Text passage:
These systems are generally referred as online transaction processing
system. These systems are used day to day operations of an
organization.

Characteristics of Database
● Offers security and removes redundancy
● Allow multiple views of the data
● Database system follows the ACID compliance (Atomicity,
Consistency,Isolation, and Durability).
● Allows insulation between programs and data
● Sharing of data and multiuser transaction processing
● Relational Database support multi-user environment

Data Warehouse:
Data Warehouse is the place where huge amount of data is stored. It is
meant for users or knowledge workers in the role of data analysis and
decision making. These systems are supposed to organize and present
data in different format and different forms in order to serve the need of
the specific user for specific purpose. These systems are referred as
online analytical processing.

Characteristics of Data Warehouse

● A data warehouse is subject oriented as it offers information
related to theme instead of companies' ongoing operations.
● The data also needs to be stored in the Dataware house in
common and unanimously acceptable manner.
● The time horizon for the data warehouse is relatively extensive
compared with other operational systems.
● A data warehouse is non-volatile which means the previous data is
not erased when new information is entered in it.

Raw records:
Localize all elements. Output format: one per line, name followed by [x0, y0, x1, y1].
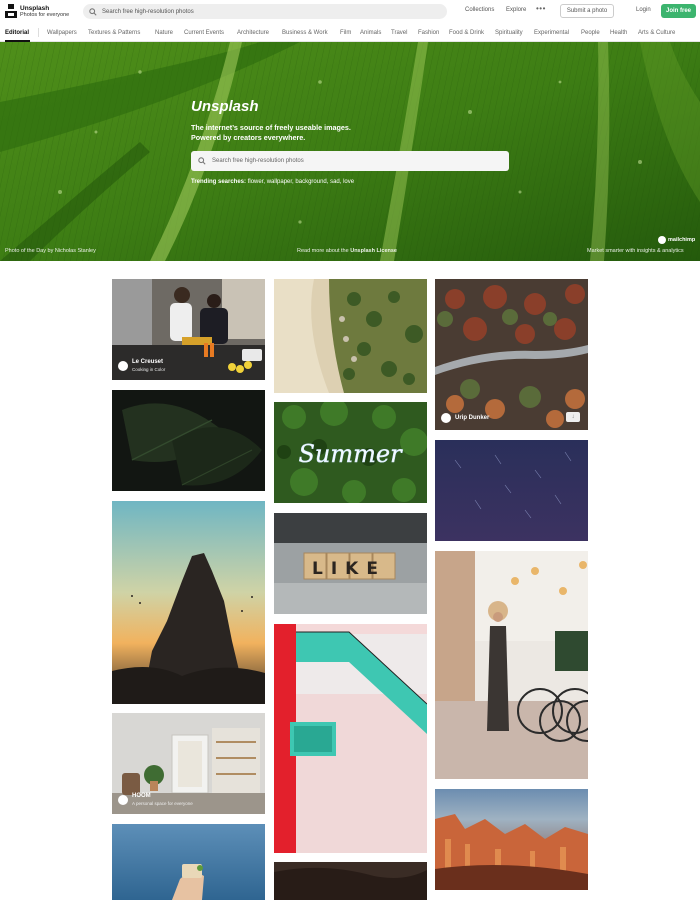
hero-title: Unsplash: [191, 98, 259, 115]
forest-road-image: [435, 279, 588, 430]
sponsor-logo[interactable]: mailchimp: [658, 236, 695, 244]
photo-star-trails[interactable]: [435, 440, 588, 541]
join-free-button[interactable]: Join free: [661, 4, 696, 18]
photo-kitchen[interactable]: Le Creuset Cooking in Color: [112, 279, 265, 380]
hero-search-input[interactable]: Search free high-resolution photos: [191, 151, 509, 171]
photo-aerial-beach[interactable]: [274, 279, 427, 393]
stairs-image: [274, 624, 427, 853]
photo-woman-bicycles[interactable]: [435, 551, 588, 779]
sea-hand-image: [112, 824, 265, 900]
photo-sea-hand[interactable]: [112, 824, 265, 900]
license-note: Read more about the Unsplash License: [297, 248, 397, 254]
hero-subtitle: The internet’s source of freely useable …: [191, 123, 391, 143]
photo-credit[interactable]: Urip Dunker: [441, 413, 489, 423]
license-link[interactable]: Unsplash License: [350, 248, 397, 254]
category-people[interactable]: People: [581, 30, 600, 36]
photo-of-day-by: by: [47, 248, 54, 254]
category-current-events[interactable]: Current Events: [184, 30, 224, 36]
photo-credit[interactable]: HOOM A personal space for everyone: [118, 793, 193, 807]
trending-terms[interactable]: flower, wallpaper, background, sad, love: [248, 179, 354, 185]
category-bar: Editorial Wallpapers Textures & Patterns…: [0, 23, 700, 42]
monstera-image: [112, 390, 265, 491]
category-health[interactable]: Health: [610, 30, 627, 36]
category-travel[interactable]: Travel: [391, 30, 407, 36]
download-icon[interactable]: ↓: [566, 412, 580, 422]
hero-subtitle-line2: Powered by creators everywhere.: [191, 133, 306, 142]
login-link[interactable]: Login: [636, 7, 651, 13]
category-animals[interactable]: Animals: [360, 30, 381, 36]
category-fashion[interactable]: Fashion: [418, 30, 439, 36]
aerial-beach-image: [274, 279, 427, 393]
category-experimental[interactable]: Experimental: [534, 30, 569, 36]
photographer-name: Urip Dunker: [455, 414, 490, 421]
rock-sunset-image: [112, 501, 265, 704]
category-textures-patterns[interactable]: Textures & Patterns: [88, 30, 140, 36]
more-menu-icon[interactable]: •••: [536, 4, 546, 13]
photo-dark-landscape[interactable]: [274, 862, 427, 900]
category-editorial[interactable]: Editorial: [5, 30, 29, 36]
woman-bicycles-image: [435, 551, 588, 779]
summer-neon-image: Summer: [274, 402, 427, 503]
category-arts-culture[interactable]: Arts & Culture: [638, 30, 675, 36]
avatar: [118, 361, 128, 371]
avatar: [441, 413, 451, 423]
photo-of-the-day-credit: Photo of the Day by Nicholas Stanley: [5, 248, 96, 254]
nav-collections[interactable]: Collections: [465, 7, 494, 13]
photo-description: A personal space for everyone: [132, 801, 193, 806]
photo-summer-neon[interactable]: Summer: [274, 402, 427, 503]
trending-label: Trending searches:: [191, 179, 247, 185]
nav-explore[interactable]: Explore: [506, 7, 526, 13]
hero-search-placeholder: Search free high-resolution photos: [212, 158, 304, 164]
category-wallpapers[interactable]: Wallpapers: [47, 30, 77, 36]
search-icon: [89, 7, 97, 16]
search-input[interactable]: Search free high-resolution photos: [83, 4, 447, 19]
license-prefix: Read more about the: [297, 248, 349, 254]
brand[interactable]: Unsplash Photos for everyone: [20, 5, 69, 19]
search-placeholder: Search free high-resolution photos: [102, 8, 194, 15]
hero-subtitle-line1: The internet’s source of freely useable …: [191, 123, 351, 132]
photo-forest-road[interactable]: Urip Dunker ↓: [435, 279, 588, 430]
like-blocks-image: LIKE: [274, 513, 427, 614]
category-architecture[interactable]: Architecture: [237, 30, 269, 36]
photo-rock-sunset[interactable]: [112, 501, 265, 704]
hero-banner: Unsplash The internet’s source of freely…: [0, 42, 700, 261]
canyon-image: [435, 789, 588, 890]
photo-room[interactable]: HOOM A personal space for everyone: [112, 713, 265, 814]
photo-stairs[interactable]: [274, 624, 427, 853]
submit-photo-button[interactable]: Submit a photo: [560, 4, 614, 18]
category-nature[interactable]: Nature: [155, 30, 173, 36]
category-divider: [38, 28, 39, 37]
photo-credit[interactable]: Le Creuset Cooking in Color: [118, 359, 165, 373]
photo-of-day-label[interactable]: Photo of the Day: [5, 248, 46, 254]
like-blocks-text: LIKE: [312, 559, 386, 579]
category-business-work[interactable]: Business & Work: [282, 30, 328, 36]
photographer-name: HOOM: [132, 793, 151, 799]
unsplash-logo-icon[interactable]: [5, 4, 17, 18]
summer-neon-text: Summer: [298, 440, 403, 468]
category-spirituality[interactable]: Spirituality: [495, 30, 523, 36]
sponsor-tagline[interactable]: Market smarter with insights & analytics: [587, 248, 684, 254]
brand-name: Unsplash: [20, 5, 50, 12]
category-food-drink[interactable]: Food & Drink: [449, 30, 484, 36]
avatar: [118, 795, 128, 805]
brand-tagline: Photos for everyone: [20, 12, 70, 18]
search-icon: [198, 157, 206, 165]
photo-of-day-author[interactable]: Nicholas Stanley: [55, 248, 96, 254]
category-film[interactable]: Film: [340, 30, 351, 36]
sponsor-name: mailchimp: [668, 237, 696, 243]
photographer-name: Le Creuset: [132, 359, 164, 365]
top-header: Unsplash Photos for everyone Search free…: [0, 0, 700, 23]
photo-description: Cooking in Color: [132, 367, 166, 372]
star-trails-image: [435, 440, 588, 541]
dark-landscape-image: [274, 862, 427, 900]
photo-monstera[interactable]: [112, 390, 265, 491]
photo-canyon[interactable]: [435, 789, 588, 890]
mailchimp-icon: [658, 236, 666, 244]
trending-searches: Trending searches: flower, wallpaper, ba…: [191, 179, 354, 185]
photo-like-blocks[interactable]: LIKE: [274, 513, 427, 614]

Written instruction 1: In the database and data warehouse passage, rewrite the part that opens with the words "Characteristics of Data Warehouse" and closes with "other operational systems.", putting "time span" in place of "time horizon".
Written instruction 2: Based on the database and data warehouse passage, answer yes or no to each statement and quote the words that decide it: (a) Data warehouse systems are referred to as online analytical processing. (b) A data warehouse erases previous data when new information is entered. (c) Database systems follow ACID compliance.
Written instruction 3: Pick up the database and data warehouse passage after its last sentence and continue it.

Expected output 1:
Characteristics of Data Warehouse

● A data warehouse is subject oriented as it offers information
related to theme instead of companies' ongoing operations.
● The data also needs to be stored in the Dataware house in
common and unanimously acceptable manner.
● The time span for the data warehouse is relatively extensive
compared with other operational systems.

Expected output 2:
(a) Yes: "These systems are referred as online analytical processing."
(b) No: "A data warehouse is non-volatile which means the previous data is not erased when new information is entered in it."
(c) Yes: "Database system follows the ACID compliance (Atomicity, Consistency,Isolation, and Durability)."

Expected output 3:
Data warehousing Advantages:

The successful implementation of a data warehouse can bring major,

benefits to an organization including

● Potential high returns on investment

Implementation of data warehousing by an organization requires a huge
investment typically from Rs 10 lack to 50 lacks. However, a study by the
International Data Corporation (IDC) in 1996 reported that average
three-year returns on investment (ROI) in data warehousing reached
401%.

● Competitive advantage
The huge returns on investment for those companies that have
successfully implemented a data warehouse is evidence of the
enormous competitive advantage. that accompanies this technology.
The competitive advantage is gained by allowing decision-makers
access to data that can reveal previously unavailable, unknown, and
untapped information on, for example, customers, trends, and demands.

● Increased productivity of corporate decision-makers

Data warehousing improves the productivity of corporate
decision-makers by creating an integrated database of consistent,
subject-oriented, historical data. It integrates data from multiple
incompatible systems into a form that provides one consistent view of
the organization. By transforming data into meaningful information, a
data warehouse allows business managers to perform more substantive,
accurate, and consistent analysis.

● More cost-effective decision-making

Data warehousing helps to reduce the overall cost of the product- by
reducing the number of channels.

● Better enterprise intelligence.

It helps to provide better enterprise intelligence.
❖ Enhanced customer service.
❖ It is used to enhance customer" service.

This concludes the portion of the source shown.